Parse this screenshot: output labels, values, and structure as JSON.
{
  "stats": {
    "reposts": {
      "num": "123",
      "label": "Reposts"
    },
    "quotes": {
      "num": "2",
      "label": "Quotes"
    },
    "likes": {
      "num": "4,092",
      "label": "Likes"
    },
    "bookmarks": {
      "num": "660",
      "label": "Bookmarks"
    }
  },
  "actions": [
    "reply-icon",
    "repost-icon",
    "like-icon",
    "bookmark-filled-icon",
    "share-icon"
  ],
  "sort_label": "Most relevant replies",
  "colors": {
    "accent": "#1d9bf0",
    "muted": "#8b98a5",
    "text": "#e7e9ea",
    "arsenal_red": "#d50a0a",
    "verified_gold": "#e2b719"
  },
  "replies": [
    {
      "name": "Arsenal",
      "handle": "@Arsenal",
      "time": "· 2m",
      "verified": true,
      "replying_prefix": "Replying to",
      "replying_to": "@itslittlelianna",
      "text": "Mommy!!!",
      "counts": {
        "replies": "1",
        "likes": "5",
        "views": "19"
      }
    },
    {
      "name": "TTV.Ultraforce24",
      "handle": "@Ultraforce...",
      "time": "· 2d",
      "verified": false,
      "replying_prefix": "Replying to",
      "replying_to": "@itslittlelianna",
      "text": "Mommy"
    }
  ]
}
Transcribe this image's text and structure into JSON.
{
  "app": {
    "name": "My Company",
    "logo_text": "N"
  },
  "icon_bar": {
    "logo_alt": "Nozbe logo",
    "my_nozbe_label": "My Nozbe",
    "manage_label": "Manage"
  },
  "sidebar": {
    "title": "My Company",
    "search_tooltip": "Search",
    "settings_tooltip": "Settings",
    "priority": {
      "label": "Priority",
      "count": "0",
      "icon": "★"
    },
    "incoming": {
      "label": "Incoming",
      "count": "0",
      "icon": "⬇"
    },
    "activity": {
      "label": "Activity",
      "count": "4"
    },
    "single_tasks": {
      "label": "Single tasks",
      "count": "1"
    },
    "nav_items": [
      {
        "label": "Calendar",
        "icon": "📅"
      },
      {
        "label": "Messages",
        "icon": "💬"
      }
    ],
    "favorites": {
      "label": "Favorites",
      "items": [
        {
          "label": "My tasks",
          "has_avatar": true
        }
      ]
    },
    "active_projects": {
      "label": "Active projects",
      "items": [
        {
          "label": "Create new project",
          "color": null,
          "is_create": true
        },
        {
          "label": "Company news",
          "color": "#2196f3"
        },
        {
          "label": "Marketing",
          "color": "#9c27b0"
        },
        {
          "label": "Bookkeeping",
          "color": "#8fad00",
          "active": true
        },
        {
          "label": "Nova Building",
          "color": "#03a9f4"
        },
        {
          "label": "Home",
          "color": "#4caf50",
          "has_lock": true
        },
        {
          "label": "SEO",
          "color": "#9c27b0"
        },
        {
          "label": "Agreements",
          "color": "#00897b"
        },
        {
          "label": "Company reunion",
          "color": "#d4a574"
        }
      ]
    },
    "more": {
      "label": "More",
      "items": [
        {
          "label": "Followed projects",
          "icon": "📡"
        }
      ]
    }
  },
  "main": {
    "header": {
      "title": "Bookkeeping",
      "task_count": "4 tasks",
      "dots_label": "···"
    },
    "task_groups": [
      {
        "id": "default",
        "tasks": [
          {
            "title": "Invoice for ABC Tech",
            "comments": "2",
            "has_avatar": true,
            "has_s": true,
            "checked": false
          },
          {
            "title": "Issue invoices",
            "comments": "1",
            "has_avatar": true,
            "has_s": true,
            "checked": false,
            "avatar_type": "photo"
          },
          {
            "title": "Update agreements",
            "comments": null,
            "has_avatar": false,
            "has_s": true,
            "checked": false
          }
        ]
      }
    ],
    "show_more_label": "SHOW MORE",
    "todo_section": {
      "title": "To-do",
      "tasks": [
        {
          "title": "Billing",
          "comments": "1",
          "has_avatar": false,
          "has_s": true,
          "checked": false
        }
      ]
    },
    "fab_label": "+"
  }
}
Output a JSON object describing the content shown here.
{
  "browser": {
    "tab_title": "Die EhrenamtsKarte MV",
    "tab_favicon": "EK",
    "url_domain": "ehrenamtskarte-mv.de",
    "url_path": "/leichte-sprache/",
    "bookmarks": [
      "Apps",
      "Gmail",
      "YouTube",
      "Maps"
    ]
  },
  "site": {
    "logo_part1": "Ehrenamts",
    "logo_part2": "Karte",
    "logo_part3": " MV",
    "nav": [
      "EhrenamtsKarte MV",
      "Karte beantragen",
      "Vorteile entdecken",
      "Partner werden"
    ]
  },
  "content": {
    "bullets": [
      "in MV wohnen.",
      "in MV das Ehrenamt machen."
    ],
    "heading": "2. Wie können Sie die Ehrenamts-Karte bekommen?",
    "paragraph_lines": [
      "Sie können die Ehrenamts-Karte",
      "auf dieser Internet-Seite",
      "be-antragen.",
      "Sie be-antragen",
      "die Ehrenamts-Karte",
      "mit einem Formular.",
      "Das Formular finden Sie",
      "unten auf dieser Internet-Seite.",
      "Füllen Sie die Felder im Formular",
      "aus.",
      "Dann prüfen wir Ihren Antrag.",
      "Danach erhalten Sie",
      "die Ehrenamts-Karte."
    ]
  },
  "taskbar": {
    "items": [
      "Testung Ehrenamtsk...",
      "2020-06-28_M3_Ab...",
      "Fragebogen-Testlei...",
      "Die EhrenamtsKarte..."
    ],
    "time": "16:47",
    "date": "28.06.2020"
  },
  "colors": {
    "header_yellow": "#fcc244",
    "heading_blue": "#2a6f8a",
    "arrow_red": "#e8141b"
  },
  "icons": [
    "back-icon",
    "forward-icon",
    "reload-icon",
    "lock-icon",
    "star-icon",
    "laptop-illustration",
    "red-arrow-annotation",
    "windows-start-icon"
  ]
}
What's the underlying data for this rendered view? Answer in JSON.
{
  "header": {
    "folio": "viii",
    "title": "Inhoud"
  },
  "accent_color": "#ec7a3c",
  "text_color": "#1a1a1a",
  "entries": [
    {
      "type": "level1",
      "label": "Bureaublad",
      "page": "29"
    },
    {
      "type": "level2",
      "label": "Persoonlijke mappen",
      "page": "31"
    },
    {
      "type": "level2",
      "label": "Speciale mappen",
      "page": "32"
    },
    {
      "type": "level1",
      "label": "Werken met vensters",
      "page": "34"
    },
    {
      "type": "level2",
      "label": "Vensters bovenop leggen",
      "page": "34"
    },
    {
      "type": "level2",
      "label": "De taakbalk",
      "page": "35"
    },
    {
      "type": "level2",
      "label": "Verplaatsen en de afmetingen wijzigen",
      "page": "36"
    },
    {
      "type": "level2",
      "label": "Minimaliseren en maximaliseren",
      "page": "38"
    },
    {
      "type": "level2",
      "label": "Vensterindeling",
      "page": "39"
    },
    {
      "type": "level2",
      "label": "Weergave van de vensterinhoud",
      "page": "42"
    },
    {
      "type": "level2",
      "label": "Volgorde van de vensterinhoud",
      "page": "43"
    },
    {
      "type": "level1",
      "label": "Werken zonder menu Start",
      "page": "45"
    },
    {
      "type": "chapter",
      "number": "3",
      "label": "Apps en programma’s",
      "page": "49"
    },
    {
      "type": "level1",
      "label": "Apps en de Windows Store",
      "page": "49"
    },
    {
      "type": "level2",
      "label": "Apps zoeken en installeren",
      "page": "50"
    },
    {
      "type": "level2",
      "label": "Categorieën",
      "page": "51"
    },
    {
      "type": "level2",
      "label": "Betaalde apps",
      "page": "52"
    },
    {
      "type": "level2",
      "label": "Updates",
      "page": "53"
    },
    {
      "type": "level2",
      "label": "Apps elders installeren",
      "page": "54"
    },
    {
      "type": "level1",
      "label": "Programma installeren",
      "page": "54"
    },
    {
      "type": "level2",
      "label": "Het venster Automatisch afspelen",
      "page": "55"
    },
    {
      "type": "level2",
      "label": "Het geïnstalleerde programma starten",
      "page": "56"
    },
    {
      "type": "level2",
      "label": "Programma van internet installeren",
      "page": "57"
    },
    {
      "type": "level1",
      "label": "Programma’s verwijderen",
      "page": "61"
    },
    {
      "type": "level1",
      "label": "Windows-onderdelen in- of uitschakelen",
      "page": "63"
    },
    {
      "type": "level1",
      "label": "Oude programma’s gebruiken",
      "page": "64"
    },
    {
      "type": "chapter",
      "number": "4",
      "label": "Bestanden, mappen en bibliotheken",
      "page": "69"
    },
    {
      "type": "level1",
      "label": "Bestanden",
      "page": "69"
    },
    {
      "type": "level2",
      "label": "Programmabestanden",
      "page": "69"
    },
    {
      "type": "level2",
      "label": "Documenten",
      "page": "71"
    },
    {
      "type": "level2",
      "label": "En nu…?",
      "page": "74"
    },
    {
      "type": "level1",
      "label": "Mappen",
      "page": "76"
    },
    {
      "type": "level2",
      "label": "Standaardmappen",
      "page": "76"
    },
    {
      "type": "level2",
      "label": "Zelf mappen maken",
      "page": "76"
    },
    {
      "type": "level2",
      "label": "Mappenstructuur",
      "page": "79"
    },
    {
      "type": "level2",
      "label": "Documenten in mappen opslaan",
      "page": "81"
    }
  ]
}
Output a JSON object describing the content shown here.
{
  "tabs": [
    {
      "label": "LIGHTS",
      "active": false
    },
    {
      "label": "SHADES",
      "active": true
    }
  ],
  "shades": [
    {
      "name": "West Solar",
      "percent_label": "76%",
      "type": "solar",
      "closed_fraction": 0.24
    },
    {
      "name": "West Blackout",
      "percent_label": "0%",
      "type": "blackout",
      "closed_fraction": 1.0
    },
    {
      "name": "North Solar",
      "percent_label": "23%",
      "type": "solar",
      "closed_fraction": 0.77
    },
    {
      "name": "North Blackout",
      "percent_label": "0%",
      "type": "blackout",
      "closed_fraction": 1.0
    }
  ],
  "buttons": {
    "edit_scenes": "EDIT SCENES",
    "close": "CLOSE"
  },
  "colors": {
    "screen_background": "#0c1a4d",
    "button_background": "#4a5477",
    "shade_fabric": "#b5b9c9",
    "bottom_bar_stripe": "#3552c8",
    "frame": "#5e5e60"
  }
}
================================
Find the word "Bookkeeping" in the entries above and gather every line that holds it.

          "label": "Bookkeeping",
      "title": "Bookkeeping",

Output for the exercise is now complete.